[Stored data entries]

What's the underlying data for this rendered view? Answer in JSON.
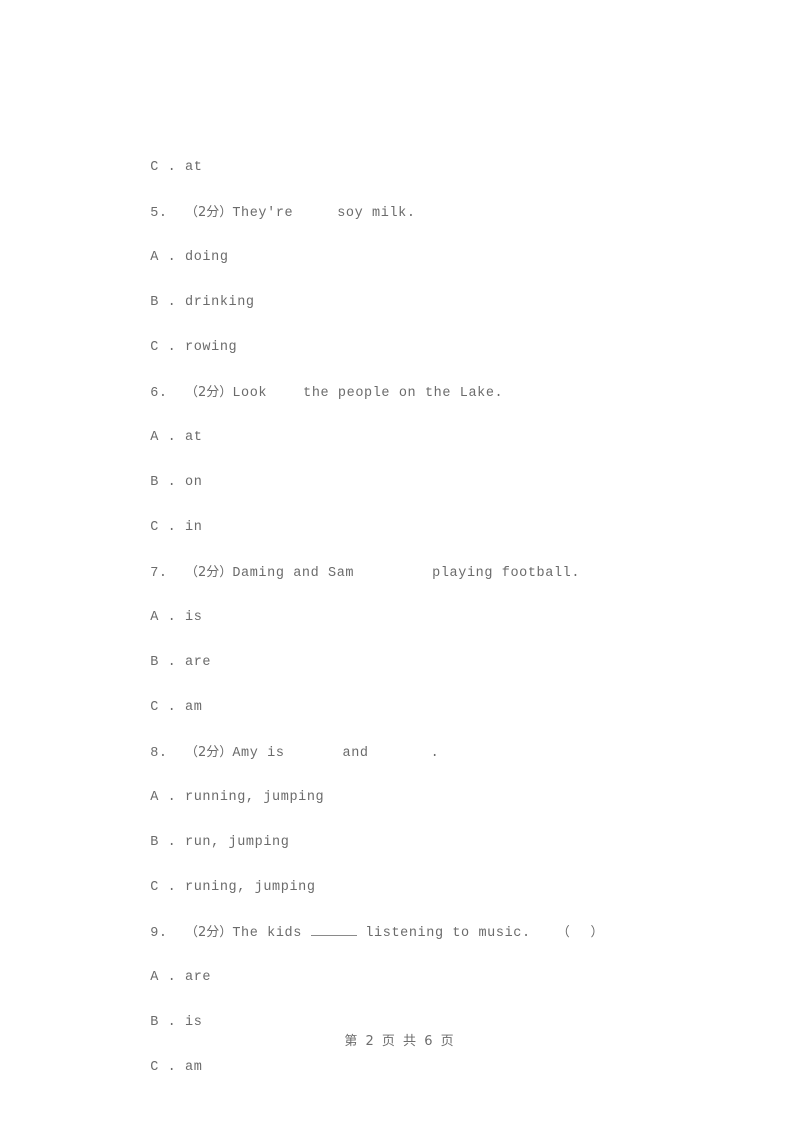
{
  "document": {
    "page_footer": "第 2 页 共 6 页",
    "current_page": "2",
    "total_pages": "6"
  },
  "lines": [
    {
      "kind": "option",
      "label": "C",
      "sep": " . ",
      "text": "at",
      "full": "C . at"
    }
  ],
  "questions": [
    {
      "number": "5.",
      "marks": "（2分）",
      "stem_before": "They're",
      "gap1_width": 44,
      "stem_after": "soy milk.",
      "tail": "",
      "options": [
        {
          "label": "A",
          "text": "doing",
          "full": "A . doing"
        },
        {
          "label": "B",
          "text": "drinking",
          "full": "B . drinking"
        },
        {
          "label": "C",
          "text": "rowing",
          "full": "C . rowing"
        }
      ]
    },
    {
      "number": "6.",
      "marks": "（2分）",
      "stem_before": "Look",
      "gap1_width": 36,
      "stem_after": "the people on the Lake.",
      "tail": "",
      "options": [
        {
          "label": "A",
          "text": "at",
          "full": "A . at"
        },
        {
          "label": "B",
          "text": "on",
          "full": "B . on"
        },
        {
          "label": "C",
          "text": "in",
          "full": "C . in"
        }
      ]
    },
    {
      "number": "7.",
      "marks": "（2分）",
      "stem_before": "Daming and Sam",
      "gap1_width": 78,
      "stem_after": "playing football.",
      "tail": "",
      "options": [
        {
          "label": "A",
          "text": "is",
          "full": "A . is"
        },
        {
          "label": "B",
          "text": "are",
          "full": "B . are"
        },
        {
          "label": "C",
          "text": "am",
          "full": "C . am"
        }
      ]
    },
    {
      "number": "8.",
      "marks": "（2分）",
      "stem_before": "Amy is",
      "gap1_width": 58,
      "stem_mid": "and",
      "gap2_width": 62,
      "stem_after": ".",
      "tail": "",
      "options": [
        {
          "label": "A",
          "text": "running, jumping",
          "full": "A . running, jumping"
        },
        {
          "label": "B",
          "text": "run, jumping",
          "full": "B . run, jumping"
        },
        {
          "label": "C",
          "text": "runing, jumping",
          "full": "C . runing, jumping"
        }
      ]
    },
    {
      "number": "9.",
      "marks": "（2分）",
      "stem_before": "The kids",
      "blank_underline_width": 46,
      "stem_after": "listening to music.",
      "tail": "（     ）",
      "answer_bracket_open": "(",
      "answer_bracket_close": ")",
      "options": [
        {
          "label": "A",
          "text": "are",
          "full": "A . are"
        },
        {
          "label": "B",
          "text": "is",
          "full": "B . is"
        },
        {
          "label": "C",
          "text": "am",
          "full": "C . am"
        }
      ]
    }
  ],
  "colors": {
    "page_background": "#ffffff",
    "text": "#6b6b6b",
    "rule": "#8a8a8a"
  }
}
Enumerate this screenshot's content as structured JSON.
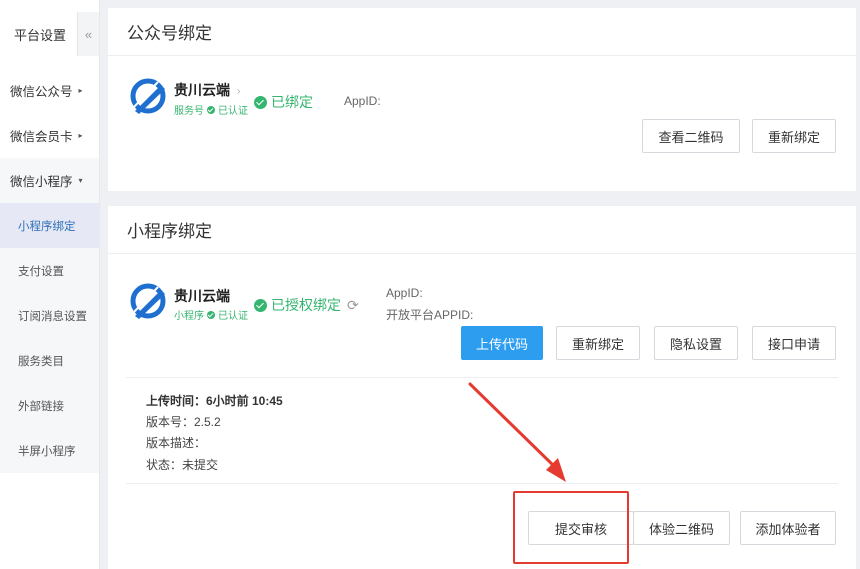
{
  "sidebar": {
    "title": "平台设置",
    "collapse_icon": "«",
    "groups": [
      {
        "label": "微信公众号"
      },
      {
        "label": "微信会员卡"
      },
      {
        "label": "微信小程序"
      }
    ],
    "sub_items": [
      {
        "label": "小程序绑定"
      },
      {
        "label": "支付设置"
      },
      {
        "label": "订阅消息设置"
      },
      {
        "label": "服务类目"
      },
      {
        "label": "外部链接"
      },
      {
        "label": "半屏小程序"
      }
    ]
  },
  "official_account": {
    "section_title": "公众号绑定",
    "name": "贵川云端",
    "type_label": "服务号",
    "verified_label": "已认证",
    "status": "已绑定",
    "appid_label": "AppID:",
    "buttons": {
      "qrcode": "查看二维码",
      "rebind": "重新绑定"
    }
  },
  "mini_program": {
    "section_title": "小程序绑定",
    "name": "贵川云端",
    "type_label": "小程序",
    "verified_label": "已认证",
    "status": "已授权绑定",
    "appid_label": "AppID:",
    "open_appid_label": "开放平台APPID:",
    "buttons": {
      "upload": "上传代码",
      "rebind": "重新绑定",
      "privacy": "隐私设置",
      "api": "接口申请"
    },
    "version": {
      "upload_time": "上传时间：6小时前 10:45",
      "version_no": "版本号：2.5.2",
      "description": "版本描述：",
      "status": "状态：未提交"
    },
    "actions": {
      "submit_review": "提交审核",
      "trial_qrcode": "体验二维码",
      "add_tester": "添加体验者"
    }
  },
  "colors": {
    "accent": "#2d9df0",
    "success": "#35b56f",
    "annotation": "#e53a2f"
  }
}
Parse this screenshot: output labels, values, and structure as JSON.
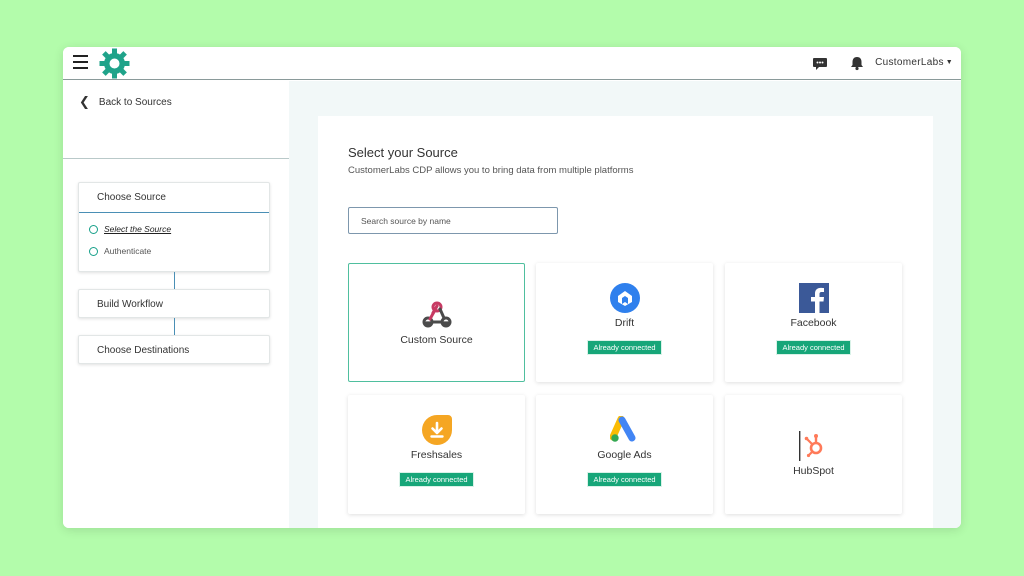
{
  "topbar": {
    "user_label": "CustomerLabs"
  },
  "sidebar": {
    "back_label": "Back to Sources",
    "steps": [
      {
        "title": "Choose Source",
        "substeps": [
          "Select the Source",
          "Authenticate"
        ]
      },
      {
        "title": "Build Workflow"
      },
      {
        "title": "Choose Destinations"
      }
    ]
  },
  "main": {
    "title": "Select your Source",
    "subtitle": "CustomerLabs CDP allows you to bring data from multiple platforms",
    "search_placeholder": "Search source by name",
    "sources": [
      {
        "name": "Custom Source",
        "icon": "webhook-icon",
        "status": ""
      },
      {
        "name": "Drift",
        "icon": "drift-icon",
        "status": "Already connected"
      },
      {
        "name": "Facebook",
        "icon": "facebook-icon",
        "status": "Already connected"
      },
      {
        "name": "Freshsales",
        "icon": "freshsales-icon",
        "status": "Already connected"
      },
      {
        "name": "Google Ads",
        "icon": "google-ads-icon",
        "status": "Already connected"
      },
      {
        "name": "HubSpot",
        "icon": "hubspot-icon",
        "status": ""
      }
    ]
  },
  "colors": {
    "background": "#b3fcab",
    "accent": "#17a679",
    "logo": "#1fa38a",
    "facebook": "#3b5998",
    "drift": "#2f80ed",
    "freshsales": "#f5a623",
    "hubspot": "#ff7a59"
  }
}
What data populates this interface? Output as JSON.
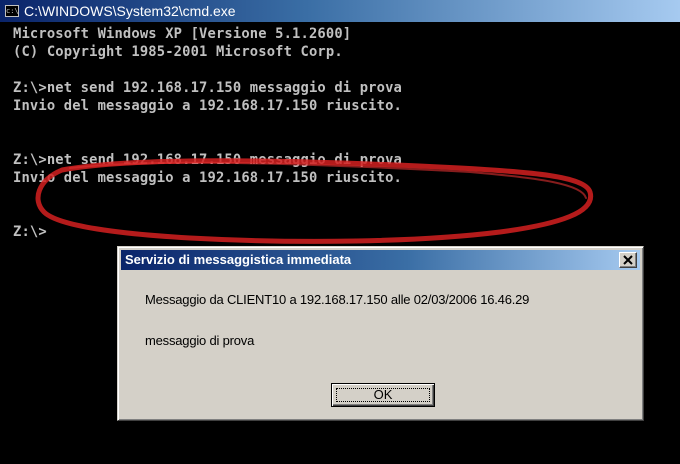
{
  "cmd_window": {
    "title": "C:\\WINDOWS\\System32\\cmd.exe",
    "title_icon": "cmd-icon",
    "lines": [
      "Microsoft Windows XP [Versione 5.1.2600]",
      "(C) Copyright 1985-2001 Microsoft Corp.",
      "",
      "Z:\\>net send 192.168.17.150 messaggio di prova",
      "Invio del messaggio a 192.168.17.150 riuscito.",
      "",
      "",
      "Z:\\>net send 192.168.17.150 messaggio di prova",
      "Invio del messaggio a 192.168.17.150 riuscito.",
      "",
      "",
      "Z:\\>"
    ]
  },
  "dialog": {
    "title": "Servizio di messaggistica immediata",
    "header_line": "Messaggio da CLIENT10 a 192.168.17.150 alle 02/03/2006 16.46.29",
    "message": "messaggio di prova",
    "ok_label": "OK",
    "close_icon": "close-icon"
  },
  "colors": {
    "console_bg": "#000000",
    "console_text": "#c0c0c0",
    "dialog_bg": "#d4d0c8",
    "title_active": "#0a246a",
    "annotation": "#d42020"
  }
}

### WHAT IS BEING ASKED
Repeat the entries exactly. Pictures are excluded from the copy.

### FINAL RESULT
What's the underlying data for this rendered view? Answer in JSON.
{
  "document": {
    "page_footer": "第 2 页 共 6 页",
    "current_page": "2",
    "total_pages": "6"
  },
  "lines": [
    {
      "kind": "option",
      "label": "C",
      "sep": " . ",
      "text": "at",
      "full": "C . at"
    }
  ],
  "questions": [
    {
      "number": "5.",
      "marks": "（2分）",
      "stem_before": "They're",
      "gap1_width": 44,
      "stem_after": "soy milk.",
      "tail": "",
      "options": [
        {
          "label": "A",
          "text": "doing",
          "full": "A . doing"
        },
        {
          "label": "B",
          "text": "drinking",
          "full": "B . drinking"
        },
        {
          "label": "C",
          "text": "rowing",
          "full": "C . rowing"
        }
      ]
    },
    {
      "number": "6.",
      "marks": "（2分）",
      "stem_before": "Look",
      "gap1_width": 36,
      "stem_after": "the people on the Lake.",
      "tail": "",
      "options": [
        {
          "label": "A",
          "text": "at",
          "full": "A . at"
        },
        {
          "label": "B",
          "text": "on",
          "full": "B . on"
        },
        {
          "label": "C",
          "text": "in",
          "full": "C . in"
        }
      ]
    },
    {
      "number": "7.",
      "marks": "（2分）",
      "stem_before": "Daming and Sam",
      "gap1_width": 78,
      "stem_after": "playing football.",
      "tail": "",
      "options": [
        {
          "label": "A",
          "text": "is",
          "full": "A . is"
        },
        {
          "label": "B",
          "text": "are",
          "full": "B . are"
        },
        {
          "label": "C",
          "text": "am",
          "full": "C . am"
        }
      ]
    },
    {
      "number": "8.",
      "marks": "（2分）",
      "stem_before": "Amy is",
      "gap1_width": 58,
      "stem_mid": "and",
      "gap2_width": 62,
      "stem_after": ".",
      "tail": "",
      "options": [
        {
          "label": "A",
          "text": "running, jumping",
          "full": "A . running, jumping"
        },
        {
          "label": "B",
          "text": "run, jumping",
          "full": "B . run, jumping"
        },
        {
          "label": "C",
          "text": "runing, jumping",
          "full": "C . runing, jumping"
        }
      ]
    },
    {
      "number": "9.",
      "marks": "（2分）",
      "stem_before": "The kids",
      "blank_underline_width": 46,
      "stem_after": "listening to music.",
      "tail": "（     ）",
      "answer_bracket_open": "(",
      "answer_bracket_close": ")",
      "options": [
        {
          "label": "A",
          "text": "are",
          "full": "A . are"
        },
        {
          "label": "B",
          "text": "is",
          "full": "B . is"
        },
        {
          "label": "C",
          "text": "am",
          "full": "C . am"
        }
      ]
    }
  ],
  "colors": {
    "page_background": "#ffffff",
    "text": "#6b6b6b",
    "rule": "#8a8a8a"
  }
}
Enumerate this screenshot's content as structured JSON.
{
  "sidebar": {
    "title": "平台设置",
    "collapse_icon": "«",
    "groups": [
      {
        "label": "微信公众号"
      },
      {
        "label": "微信会员卡"
      },
      {
        "label": "微信小程序"
      }
    ],
    "sub_items": [
      {
        "label": "小程序绑定"
      },
      {
        "label": "支付设置"
      },
      {
        "label": "订阅消息设置"
      },
      {
        "label": "服务类目"
      },
      {
        "label": "外部链接"
      },
      {
        "label": "半屏小程序"
      }
    ]
  },
  "official_account": {
    "section_title": "公众号绑定",
    "name": "贵川云端",
    "type_label": "服务号",
    "verified_label": "已认证",
    "status": "已绑定",
    "appid_label": "AppID:",
    "buttons": {
      "qrcode": "查看二维码",
      "rebind": "重新绑定"
    }
  },
  "mini_program": {
    "section_title": "小程序绑定",
    "name": "贵川云端",
    "type_label": "小程序",
    "verified_label": "已认证",
    "status": "已授权绑定",
    "appid_label": "AppID:",
    "open_appid_label": "开放平台APPID:",
    "buttons": {
      "upload": "上传代码",
      "rebind": "重新绑定",
      "privacy": "隐私设置",
      "api": "接口申请"
    },
    "version": {
      "upload_time": "上传时间：6小时前 10:45",
      "version_no": "版本号：2.5.2",
      "description": "版本描述：",
      "status": "状态：未提交"
    },
    "actions": {
      "submit_review": "提交审核",
      "trial_qrcode": "体验二维码",
      "add_tester": "添加体验者"
    }
  },
  "colors": {
    "accent": "#2d9df0",
    "success": "#35b56f",
    "annotation": "#e53a2f"
  }
}
Parse this screenshot: output labels, values, and structure as JSON.
{
  "topbar": {
    "user_label": "CustomerLabs"
  },
  "sidebar": {
    "back_label": "Back to Sources",
    "steps": [
      {
        "title": "Choose Source",
        "substeps": [
          "Select the Source",
          "Authenticate"
        ]
      },
      {
        "title": "Build Workflow"
      },
      {
        "title": "Choose Destinations"
      }
    ]
  },
  "main": {
    "title": "Select your Source",
    "subtitle": "CustomerLabs CDP allows you to bring data from multiple platforms",
    "search_placeholder": "Search source by name",
    "sources": [
      {
        "name": "Custom Source",
        "icon": "webhook-icon",
        "status": ""
      },
      {
        "name": "Drift",
        "icon": "drift-icon",
        "status": "Already connected"
      },
      {
        "name": "Facebook",
        "icon": "facebook-icon",
        "status": "Already connected"
      },
      {
        "name": "Freshsales",
        "icon": "freshsales-icon",
        "status": "Already connected"
      },
      {
        "name": "Google Ads",
        "icon": "google-ads-icon",
        "status": "Already connected"
      },
      {
        "name": "HubSpot",
        "icon": "hubspot-icon",
        "status": ""
      }
    ]
  },
  "colors": {
    "background": "#b3fcab",
    "accent": "#17a679",
    "logo": "#1fa38a",
    "facebook": "#3b5998",
    "drift": "#2f80ed",
    "freshsales": "#f5a623",
    "hubspot": "#ff7a59"
  }
}
What data populates this interface? Output as JSON.
{
  "cmd_window": {
    "title": "C:\\WINDOWS\\System32\\cmd.exe",
    "title_icon": "cmd-icon",
    "lines": [
      "Microsoft Windows XP [Versione 5.1.2600]",
      "(C) Copyright 1985-2001 Microsoft Corp.",
      "",
      "Z:\\>net send 192.168.17.150 messaggio di prova",
      "Invio del messaggio a 192.168.17.150 riuscito.",
      "",
      "",
      "Z:\\>net send 192.168.17.150 messaggio di prova",
      "Invio del messaggio a 192.168.17.150 riuscito.",
      "",
      "",
      "Z:\\>"
    ]
  },
  "dialog": {
    "title": "Servizio di messaggistica immediata",
    "header_line": "Messaggio da CLIENT10 a 192.168.17.150 alle 02/03/2006 16.46.29",
    "message": "messaggio di prova",
    "ok_label": "OK",
    "close_icon": "close-icon"
  },
  "colors": {
    "console_bg": "#000000",
    "console_text": "#c0c0c0",
    "dialog_bg": "#d4d0c8",
    "title_active": "#0a246a",
    "annotation": "#d42020"
  }
}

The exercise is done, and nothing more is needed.